**SHORT TASK:** Retype, without alteration, each line from the line containing "What does this" to the final line of the records.

**RECORDS TO PROCESS:**

-- begin --

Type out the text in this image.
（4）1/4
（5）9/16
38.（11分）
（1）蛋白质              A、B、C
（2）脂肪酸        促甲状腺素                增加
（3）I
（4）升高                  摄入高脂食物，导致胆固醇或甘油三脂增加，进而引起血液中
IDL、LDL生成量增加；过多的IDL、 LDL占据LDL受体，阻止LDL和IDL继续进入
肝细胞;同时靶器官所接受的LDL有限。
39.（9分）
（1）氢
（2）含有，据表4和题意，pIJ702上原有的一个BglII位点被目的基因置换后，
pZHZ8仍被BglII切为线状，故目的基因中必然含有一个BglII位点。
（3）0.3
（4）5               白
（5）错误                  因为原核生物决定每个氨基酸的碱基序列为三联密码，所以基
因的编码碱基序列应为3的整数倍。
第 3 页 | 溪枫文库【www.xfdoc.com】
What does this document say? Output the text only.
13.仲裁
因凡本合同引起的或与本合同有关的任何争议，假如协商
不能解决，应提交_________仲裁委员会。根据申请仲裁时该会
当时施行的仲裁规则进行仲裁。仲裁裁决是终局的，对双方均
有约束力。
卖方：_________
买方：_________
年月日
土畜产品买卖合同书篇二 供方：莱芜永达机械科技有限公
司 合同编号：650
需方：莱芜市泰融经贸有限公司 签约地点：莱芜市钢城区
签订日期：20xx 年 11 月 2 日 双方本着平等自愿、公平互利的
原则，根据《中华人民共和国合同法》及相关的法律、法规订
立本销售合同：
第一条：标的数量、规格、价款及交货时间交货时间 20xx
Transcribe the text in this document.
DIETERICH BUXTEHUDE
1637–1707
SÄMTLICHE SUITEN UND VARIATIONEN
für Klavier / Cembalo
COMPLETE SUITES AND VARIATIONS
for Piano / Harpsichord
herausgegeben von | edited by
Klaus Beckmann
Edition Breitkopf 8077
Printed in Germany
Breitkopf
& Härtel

-- end --

**ANSWER FOR THIS EXERCISE:**
What does this document say? Output the text only.
13.仲裁
因凡本合同引起的或与本合同有关的任何争议，假如协商
不能解决，应提交_________仲裁委员会。根据申请仲裁时该会
当时施行的仲裁规则进行仲裁。仲裁裁决是终局的，对双方均
有约束力。
卖方：_________
买方：_________
年月日
土畜产品买卖合同书篇二 供方：莱芜永达机械科技有限公
司 合同编号：650
需方：莱芜市泰融经贸有限公司 签约地点：莱芜市钢城区
签订日期：20xx 年 11 月 2 日 双方本着平等自愿、公平互利的
原则，根据《中华人民共和国合同法》及相关的法律、法规订
立本销售合同：
第一条：标的数量、规格、价款及交货时间交货时间 20xx
Transcribe the text in this document.
DIETERICH BUXTEHUDE
1637–1707
SÄMTLICHE SUITEN UND VARIATIONEN
für Klavier / Cembalo
COMPLETE SUITES AND VARIATIONS
for Piano / Harpsichord
herausgegeben von | edited by
Klaus Beckmann
Edition Breitkopf 8077
Printed in Germany
Breitkopf
& Härtel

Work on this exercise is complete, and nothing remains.